■ Job 1 ■
Reproduce everything in the Ḫurrem Sulṭān biography from "Born: 1505, Ukraine" down to "sold into slavery.".
■ Job 2 ■
Summarize the Ḫurrem Sulṭān biography in two sentences.

** start Page text **

Ḫurrem Sulṭān

This biography, written by Johanna Strong, is shared with permission from Team Queens, an educational history blog run by a collective of historical scholars. All rights reserved; this material may not be republished without the author’s consent.

Born: 1505, Ukraine
Died: 15 April 1558
Country most active: Turkey
Also known as: Roxelana, Alexandra or Anastasia Lisovka, خُرّم سلطان

Roxelana, also known as Ḫurrem Sulṭān, was born, according to some sources, as Aleksandra Lisovka in Rohatyn, Poland (in what is now the Ukraine) in the early 1510s. As a young girl, she was captured by Crimean Tartar raiders and was taken to Constantinople (now Istanbul, Turkey), where she was sold into slavery.
After a forced conversion to Islam, she served in Süleyman the Magnificent’s harem. At this time, she was given the Turkish name Hürrem, meaning “joyful one”, though she was also known as Roxelana, an allusion to her Rusyn roots.
She gave birth to Mehmed in 1521 and soon became the royal favourite and chief consort. Whereas previous concubines only had one son and were sent away when he reached maturity, Roxelana had 4 more sons and remained at court. Also unprecedented was her marriage to Süleyman, which freed her from slavery.
Roxelana was Süleyman’s chief diplomatic contact with Europe, corresponding with the king of Poland, and with the wife and sister of Tahmasp I, shah of Persia (and father of previous Queen of the Day Pari Khan Khanum). The Ottoman Empire’s strong relationship with Poland at this time indicates Roxelana’s successful political role.

** end Page text **
** start Extracted information **

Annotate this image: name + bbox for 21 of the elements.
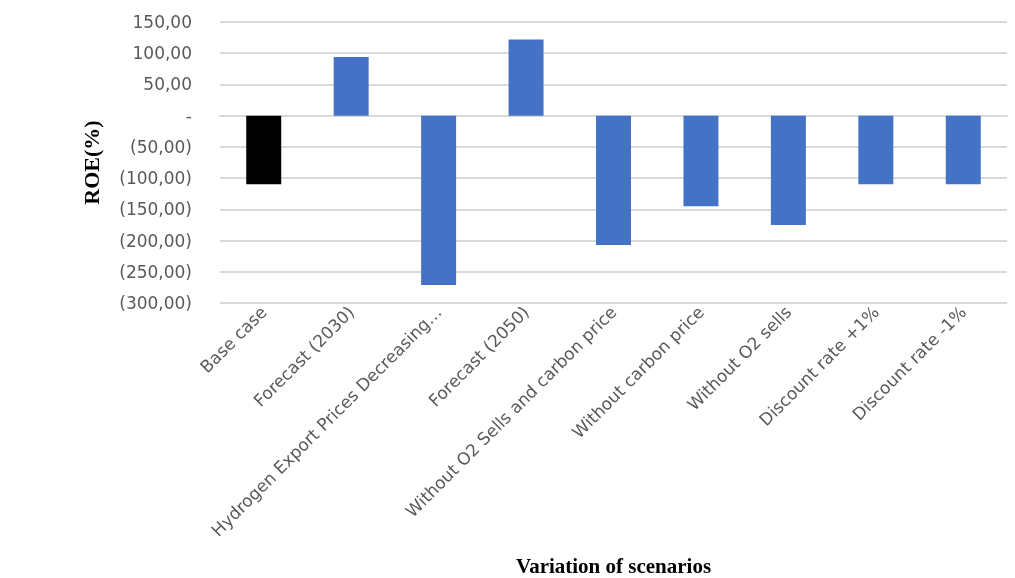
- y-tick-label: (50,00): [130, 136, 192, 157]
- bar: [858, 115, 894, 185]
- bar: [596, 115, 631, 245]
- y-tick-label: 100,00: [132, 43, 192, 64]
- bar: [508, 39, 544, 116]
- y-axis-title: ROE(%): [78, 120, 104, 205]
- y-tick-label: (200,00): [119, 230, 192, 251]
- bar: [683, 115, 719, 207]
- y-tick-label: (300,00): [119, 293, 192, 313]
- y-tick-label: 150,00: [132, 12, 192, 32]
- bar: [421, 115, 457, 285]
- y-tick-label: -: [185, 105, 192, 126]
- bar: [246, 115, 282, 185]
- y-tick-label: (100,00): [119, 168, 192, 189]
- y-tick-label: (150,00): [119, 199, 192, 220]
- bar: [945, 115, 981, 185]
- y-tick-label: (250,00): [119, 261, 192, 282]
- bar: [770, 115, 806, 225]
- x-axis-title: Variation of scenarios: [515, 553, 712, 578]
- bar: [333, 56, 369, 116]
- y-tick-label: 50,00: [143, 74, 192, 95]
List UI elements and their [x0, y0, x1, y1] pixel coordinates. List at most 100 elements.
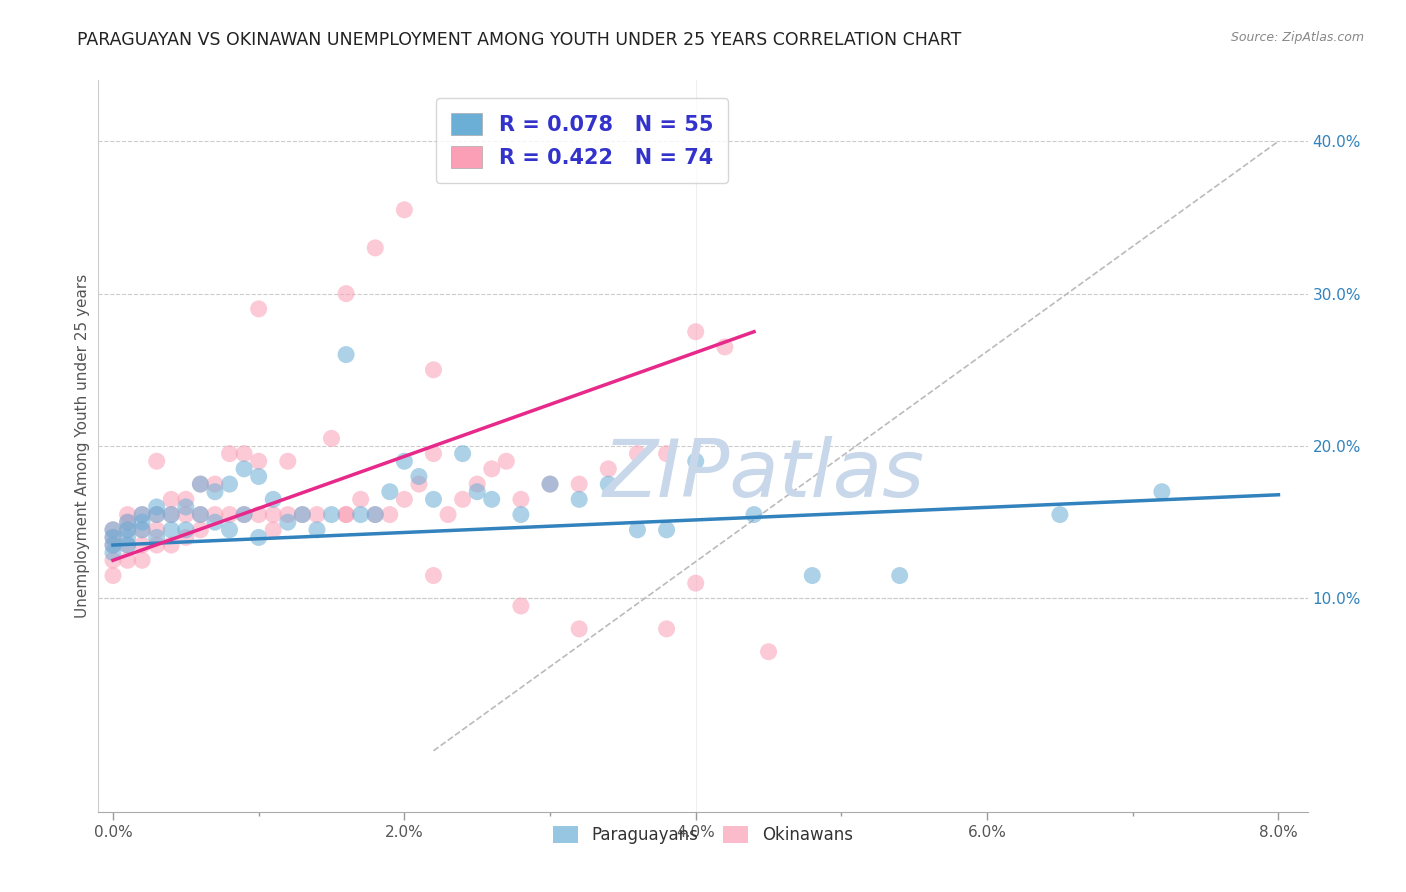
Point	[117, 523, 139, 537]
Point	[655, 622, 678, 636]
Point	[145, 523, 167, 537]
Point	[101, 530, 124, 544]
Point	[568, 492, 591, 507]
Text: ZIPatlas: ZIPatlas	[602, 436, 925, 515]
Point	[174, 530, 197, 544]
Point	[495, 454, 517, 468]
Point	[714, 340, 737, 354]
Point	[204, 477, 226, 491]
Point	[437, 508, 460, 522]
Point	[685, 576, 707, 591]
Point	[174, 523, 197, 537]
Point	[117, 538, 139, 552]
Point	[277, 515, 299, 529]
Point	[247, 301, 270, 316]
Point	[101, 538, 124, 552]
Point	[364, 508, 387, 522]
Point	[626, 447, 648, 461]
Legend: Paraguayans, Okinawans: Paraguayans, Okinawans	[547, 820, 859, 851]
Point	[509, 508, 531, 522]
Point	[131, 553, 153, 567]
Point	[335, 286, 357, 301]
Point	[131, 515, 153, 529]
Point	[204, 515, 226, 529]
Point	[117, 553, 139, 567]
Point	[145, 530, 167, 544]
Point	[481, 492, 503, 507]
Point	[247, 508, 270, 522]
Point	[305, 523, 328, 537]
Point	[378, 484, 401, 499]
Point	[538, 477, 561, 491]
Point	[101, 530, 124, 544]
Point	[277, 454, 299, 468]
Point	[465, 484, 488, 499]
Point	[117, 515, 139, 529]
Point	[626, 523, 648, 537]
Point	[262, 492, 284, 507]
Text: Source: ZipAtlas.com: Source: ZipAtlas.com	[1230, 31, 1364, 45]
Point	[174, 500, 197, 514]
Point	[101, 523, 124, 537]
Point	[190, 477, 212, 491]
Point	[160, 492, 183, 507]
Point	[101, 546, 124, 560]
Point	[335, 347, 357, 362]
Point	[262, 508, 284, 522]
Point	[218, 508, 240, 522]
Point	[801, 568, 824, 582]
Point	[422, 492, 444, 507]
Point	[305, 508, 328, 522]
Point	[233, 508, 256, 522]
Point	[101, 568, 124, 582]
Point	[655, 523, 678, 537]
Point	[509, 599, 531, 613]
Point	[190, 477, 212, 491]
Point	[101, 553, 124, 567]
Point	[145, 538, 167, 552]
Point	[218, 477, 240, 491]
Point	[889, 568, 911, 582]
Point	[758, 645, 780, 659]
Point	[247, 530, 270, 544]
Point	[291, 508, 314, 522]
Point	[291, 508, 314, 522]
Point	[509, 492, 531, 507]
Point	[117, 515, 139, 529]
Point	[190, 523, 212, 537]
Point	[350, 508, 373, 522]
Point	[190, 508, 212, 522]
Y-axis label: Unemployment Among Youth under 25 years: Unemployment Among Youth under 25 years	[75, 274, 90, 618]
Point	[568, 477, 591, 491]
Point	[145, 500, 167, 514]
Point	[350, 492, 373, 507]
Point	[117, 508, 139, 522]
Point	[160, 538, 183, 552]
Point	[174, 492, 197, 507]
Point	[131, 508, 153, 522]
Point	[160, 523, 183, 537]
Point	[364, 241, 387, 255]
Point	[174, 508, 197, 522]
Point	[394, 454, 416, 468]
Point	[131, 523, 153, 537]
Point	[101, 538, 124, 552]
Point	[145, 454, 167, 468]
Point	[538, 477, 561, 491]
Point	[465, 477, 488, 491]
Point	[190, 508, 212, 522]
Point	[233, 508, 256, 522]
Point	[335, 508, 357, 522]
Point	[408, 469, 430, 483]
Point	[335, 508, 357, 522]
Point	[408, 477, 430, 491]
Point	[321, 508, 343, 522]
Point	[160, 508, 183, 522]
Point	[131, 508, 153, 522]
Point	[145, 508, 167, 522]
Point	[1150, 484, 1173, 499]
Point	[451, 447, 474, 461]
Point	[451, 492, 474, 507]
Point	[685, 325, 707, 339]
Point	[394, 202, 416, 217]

** end Extracted information **

■ Correct output 1 ■
Born: 1505, Ukraine
Died: 15 April 1558
Country most active: Turkey
Also known as: Roxelana, Alexandra or Anastasia Lisovka, خُرّم سلطان

Roxelana, also known as Ḫurrem Sulṭān, was born, according to some sources, as Aleksandra Lisovka in Rohatyn, Poland (in what is now the Ukraine) in the early 1510s. As a young girl, she was captured by Crimean Tartar raiders and was taken to Constantinople (now Istanbul, Turkey), where she was sold into slavery.

■ Correct output 2 ■
Captured as a young girl by Crimean Tartar raiders and sold into slavery in Constantinople, Roxelana, also known as Ḫurrem Sulṭān, served in Süleyman the Magnificent's harem after a forced conversion to Islam. She became his favorite and chief consort, bore Mehmed and four more sons, married Süleyman and was thereby freed from slavery, and acted as his chief diplomatic contact with Europe.